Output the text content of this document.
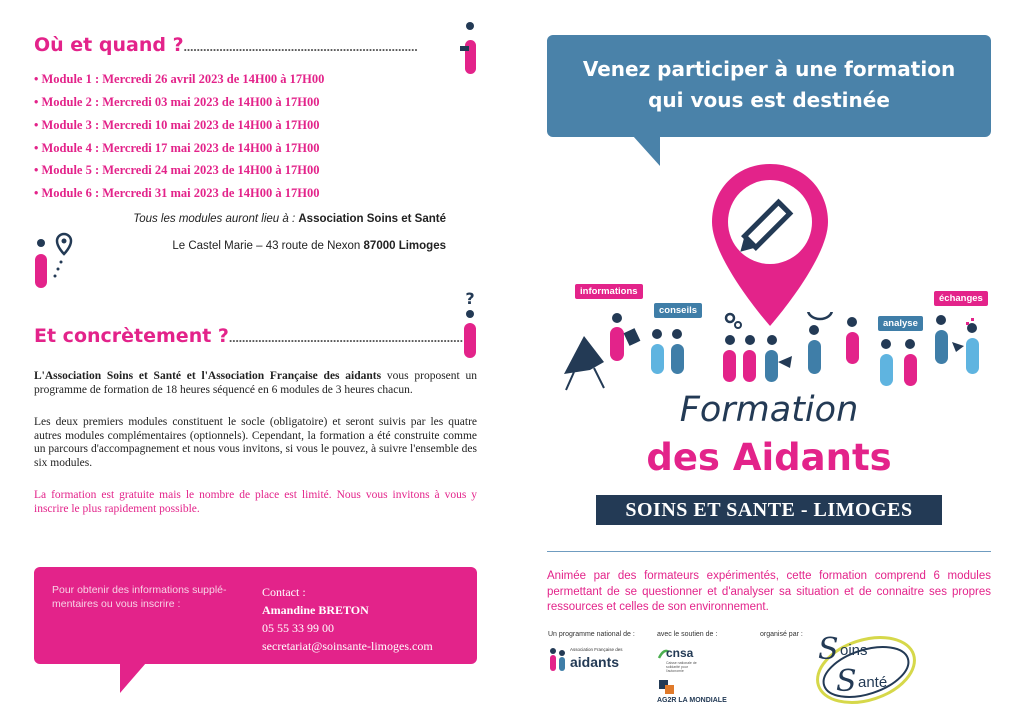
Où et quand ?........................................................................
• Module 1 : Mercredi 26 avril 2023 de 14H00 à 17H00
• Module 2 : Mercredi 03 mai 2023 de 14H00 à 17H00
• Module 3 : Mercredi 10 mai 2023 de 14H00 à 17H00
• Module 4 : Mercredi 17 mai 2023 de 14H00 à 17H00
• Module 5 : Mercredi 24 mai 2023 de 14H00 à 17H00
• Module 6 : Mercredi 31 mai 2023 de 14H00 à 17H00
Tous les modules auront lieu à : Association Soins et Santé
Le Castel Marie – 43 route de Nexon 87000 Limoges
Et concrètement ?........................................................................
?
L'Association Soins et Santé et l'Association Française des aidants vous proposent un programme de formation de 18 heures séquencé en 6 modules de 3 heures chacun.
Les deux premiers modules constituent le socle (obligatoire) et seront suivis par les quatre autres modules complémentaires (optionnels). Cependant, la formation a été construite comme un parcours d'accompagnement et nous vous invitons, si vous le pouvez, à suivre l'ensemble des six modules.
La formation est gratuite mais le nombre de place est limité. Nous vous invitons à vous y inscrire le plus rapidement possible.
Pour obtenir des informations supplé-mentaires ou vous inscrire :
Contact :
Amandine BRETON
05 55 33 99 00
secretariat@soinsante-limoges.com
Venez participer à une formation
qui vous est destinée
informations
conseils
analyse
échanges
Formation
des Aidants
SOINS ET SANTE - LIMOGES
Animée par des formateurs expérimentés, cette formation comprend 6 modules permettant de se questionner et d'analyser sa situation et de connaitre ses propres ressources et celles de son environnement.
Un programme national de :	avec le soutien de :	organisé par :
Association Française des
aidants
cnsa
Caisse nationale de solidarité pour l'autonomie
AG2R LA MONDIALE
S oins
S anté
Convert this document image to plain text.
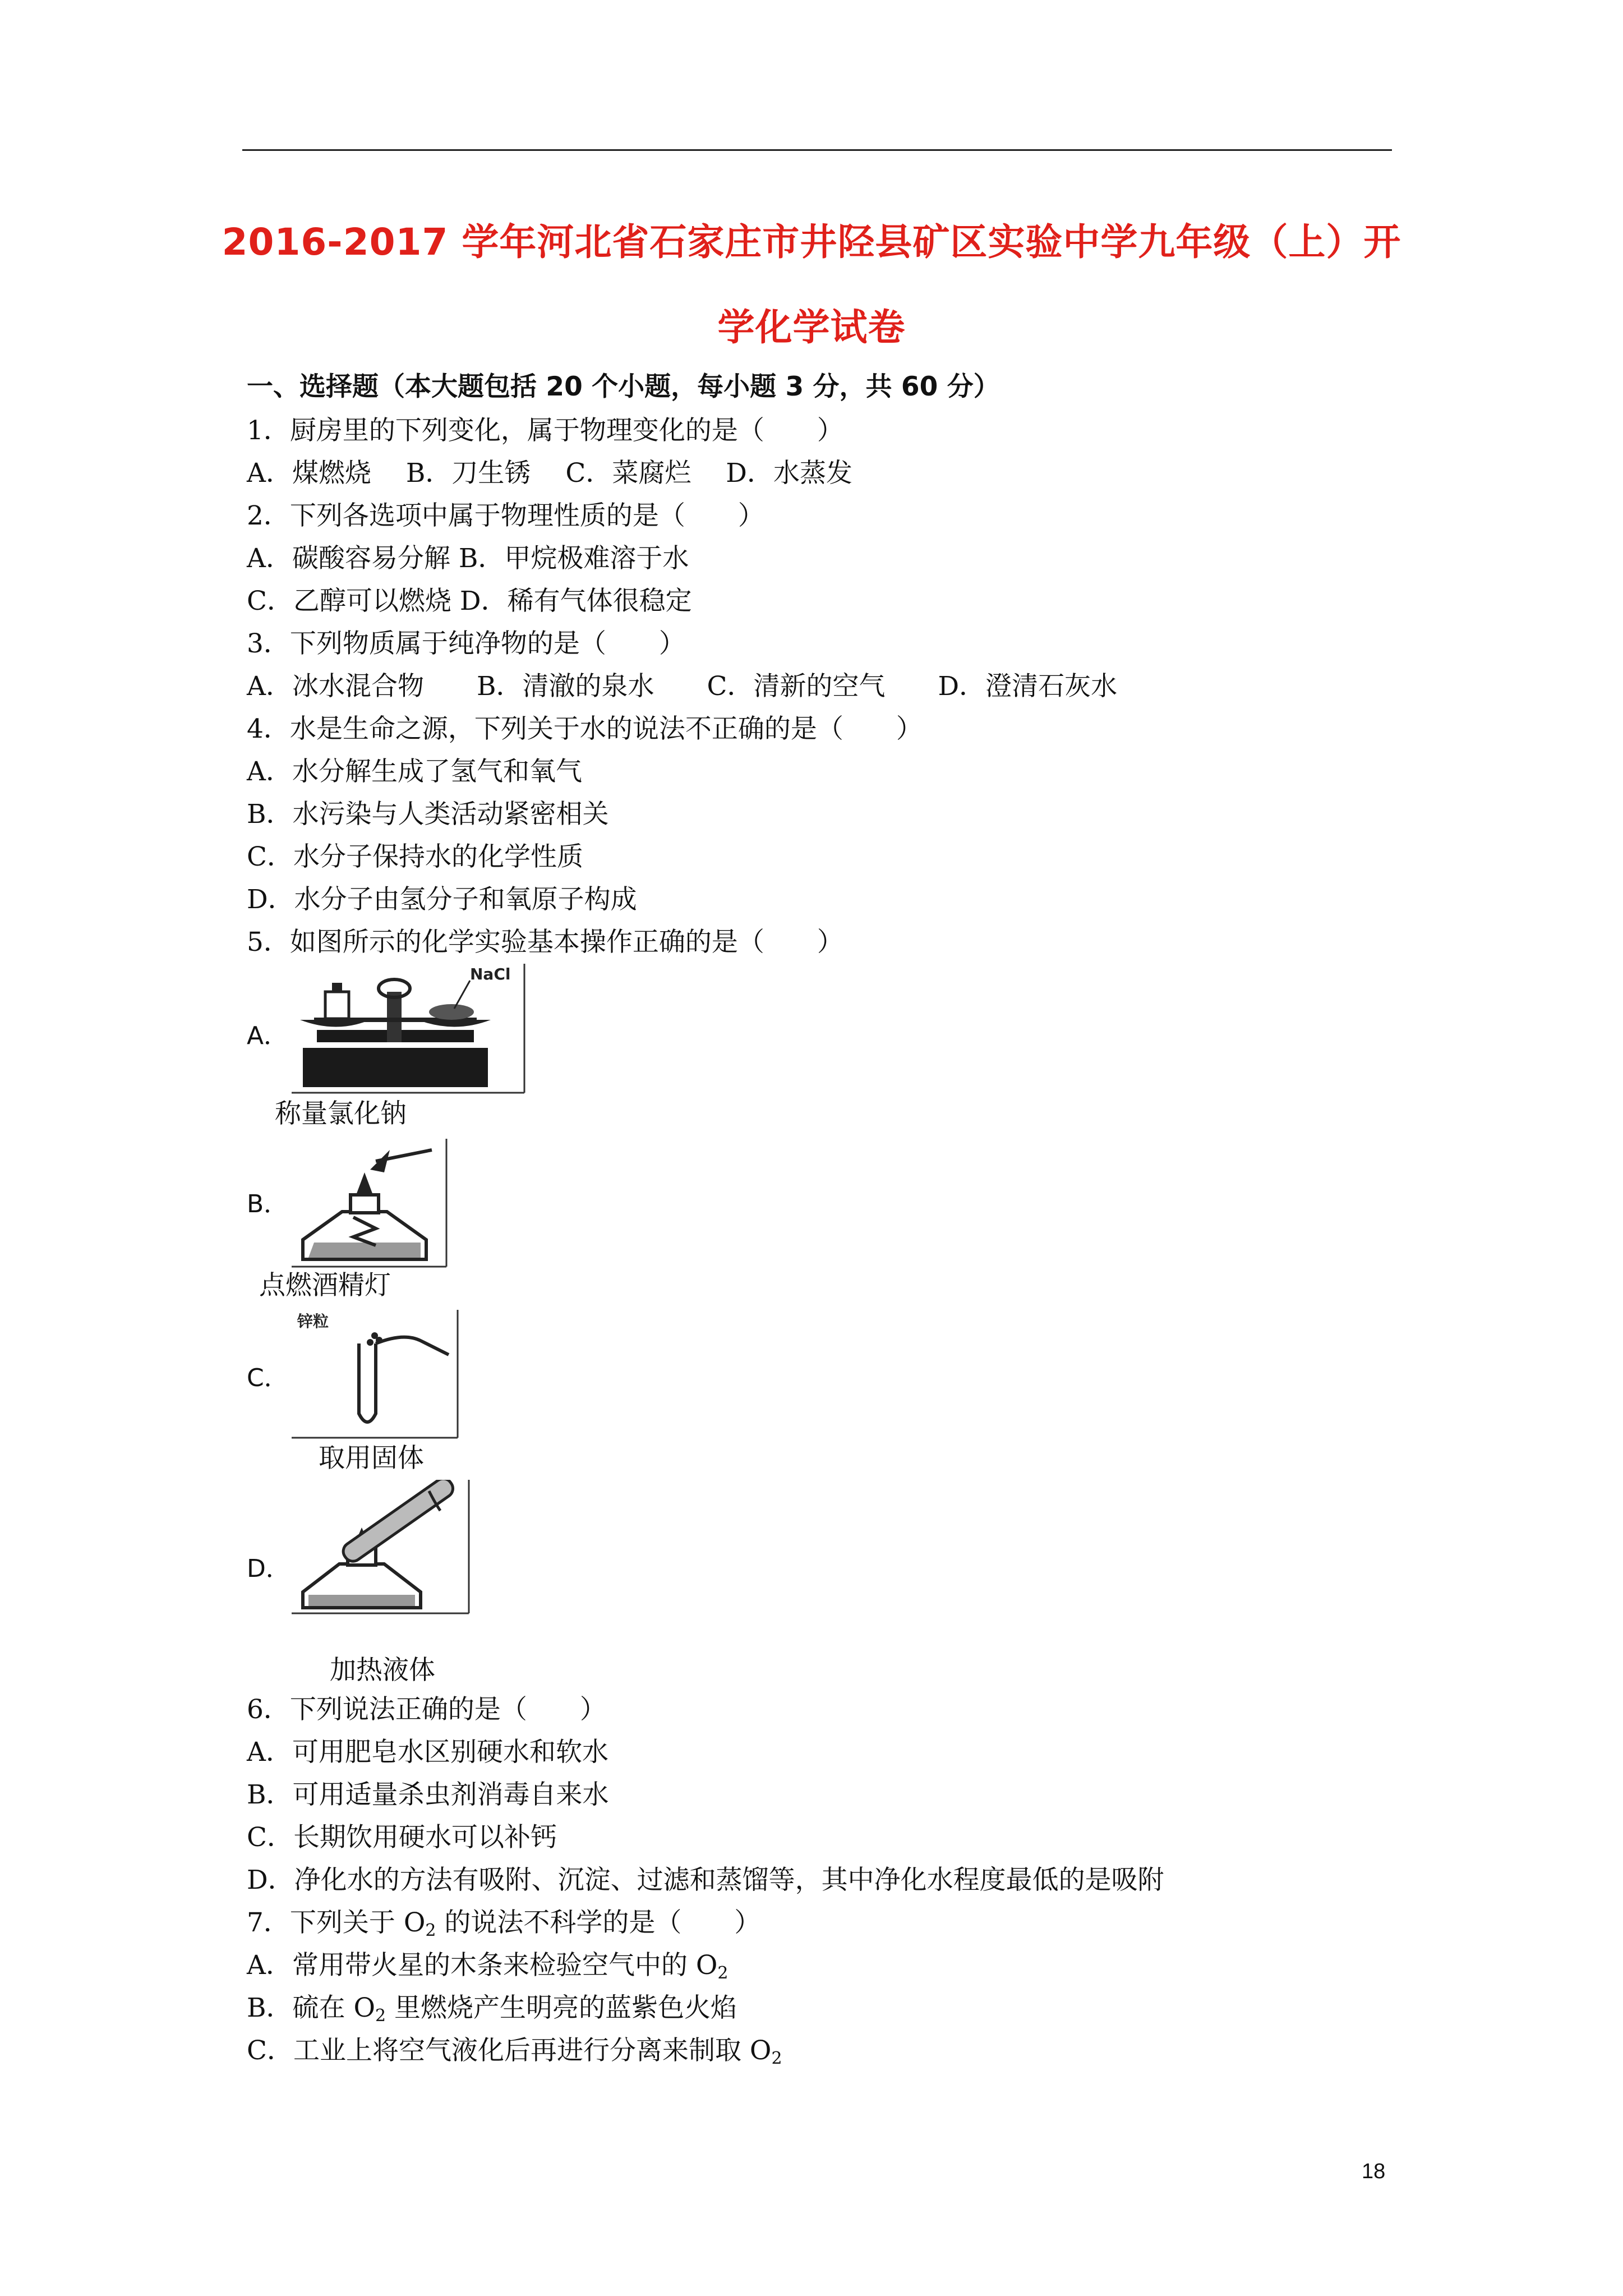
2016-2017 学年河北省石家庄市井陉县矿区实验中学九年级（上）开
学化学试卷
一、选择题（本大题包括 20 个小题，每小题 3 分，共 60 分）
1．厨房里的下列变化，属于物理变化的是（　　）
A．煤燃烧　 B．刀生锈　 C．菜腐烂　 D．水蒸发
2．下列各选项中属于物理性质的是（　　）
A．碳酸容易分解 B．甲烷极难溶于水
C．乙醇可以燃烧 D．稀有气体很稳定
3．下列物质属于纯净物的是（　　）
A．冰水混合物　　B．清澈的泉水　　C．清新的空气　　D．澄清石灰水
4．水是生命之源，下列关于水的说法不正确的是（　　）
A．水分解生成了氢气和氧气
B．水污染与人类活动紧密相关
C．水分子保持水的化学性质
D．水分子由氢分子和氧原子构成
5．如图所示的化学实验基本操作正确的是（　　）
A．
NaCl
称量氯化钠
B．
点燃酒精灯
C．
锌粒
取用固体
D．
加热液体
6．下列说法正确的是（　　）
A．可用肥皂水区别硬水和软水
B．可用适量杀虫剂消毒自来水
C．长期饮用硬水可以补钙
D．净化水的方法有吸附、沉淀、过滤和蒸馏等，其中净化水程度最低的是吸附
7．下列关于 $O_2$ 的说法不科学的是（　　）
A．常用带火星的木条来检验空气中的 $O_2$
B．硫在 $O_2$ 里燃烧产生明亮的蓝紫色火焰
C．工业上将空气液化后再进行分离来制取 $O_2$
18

☆ ☆ ☆

_DIRECTION_. Leave the images out, please, and restate each line word for word.

_SOLUTION FOR THIS PROBLEM_.
Output the text content of this document.
Où et quand ?........................................................................
• Module 1 : Mercredi 26 avril 2023 de 14H00 à 17H00
• Module 2 : Mercredi 03 mai 2023 de 14H00 à 17H00
• Module 3 : Mercredi 10 mai 2023 de 14H00 à 17H00
• Module 4 : Mercredi 17 mai 2023 de 14H00 à 17H00
• Module 5 : Mercredi 24 mai 2023 de 14H00 à 17H00
• Module 6 : Mercredi 31 mai 2023 de 14H00 à 17H00
Tous les modules auront lieu à : Association Soins et Santé
Le Castel Marie – 43 route de Nexon 87000 Limoges
Et concrètement ?........................................................................
?
L'Association Soins et Santé et l'Association Française des aidants vous proposent un programme de formation de 18 heures séquencé en 6 modules de 3 heures chacun.
Les deux premiers modules constituent le socle (obligatoire) et seront suivis par les quatre autres modules complémentaires (optionnels). Cependant, la formation a été construite comme un parcours d'accompagnement et nous vous invitons, si vous le pouvez, à suivre l'ensemble des six modules.
La formation est gratuite mais le nombre de place est limité. Nous vous invitons à vous y inscrire le plus rapidement possible.
Pour obtenir des informations supplé-mentaires ou vous inscrire :
Contact :
Amandine BRETON
05 55 33 99 00
secretariat@soinsante-limoges.com
Venez participer à une formation
qui vous est destinée
informations
conseils
analyse
échanges
Formation
des Aidants
SOINS ET SANTE - LIMOGES
Animée par des formateurs expérimentés, cette formation comprend 6 modules permettant de se questionner et d'analyser sa situation et de connaitre ses propres ressources et celles de son environnement.
Un programme national de :	avec le soutien de :	organisé par :
Association Française des
aidants
cnsa
Caisse nationale de solidarité pour l'autonomie
AG2R LA MONDIALE
S oins
S anté
Convert this document image to plain text.
2016-2017 学年河北省石家庄市井陉县矿区实验中学九年级（上）开
学化学试卷
一、选择题（本大题包括 20 个小题，每小题 3 分，共 60 分）
1．厨房里的下列变化，属于物理变化的是（　　）
A．煤燃烧　 B．刀生锈　 C．菜腐烂　 D．水蒸发
2．下列各选项中属于物理性质的是（　　）
A．碳酸容易分解 B．甲烷极难溶于水
C．乙醇可以燃烧 D．稀有气体很稳定
3．下列物质属于纯净物的是（　　）
A．冰水混合物　　B．清澈的泉水　　C．清新的空气　　D．澄清石灰水
4．水是生命之源，下列关于水的说法不正确的是（　　）
A．水分解生成了氢气和氧气
B．水污染与人类活动紧密相关
C．水分子保持水的化学性质
D．水分子由氢分子和氧原子构成
5．如图所示的化学实验基本操作正确的是（　　）
A．
NaCl
称量氯化钠
B．
点燃酒精灯
C．
锌粒
取用固体
D．
加热液体
6．下列说法正确的是（　　）
A．可用肥皂水区别硬水和软水
B．可用适量杀虫剂消毒自来水
C．长期饮用硬水可以补钙
D．净化水的方法有吸附、沉淀、过滤和蒸馏等，其中净化水程度最低的是吸附
7．下列关于 $O_2$ 的说法不科学的是（　　）
A．常用带火星的木条来检验空气中的 $O_2$
B．硫在 $O_2$ 里燃烧产生明亮的蓝紫色火焰
C．工业上将空气液化后再进行分离来制取 $O_2$
18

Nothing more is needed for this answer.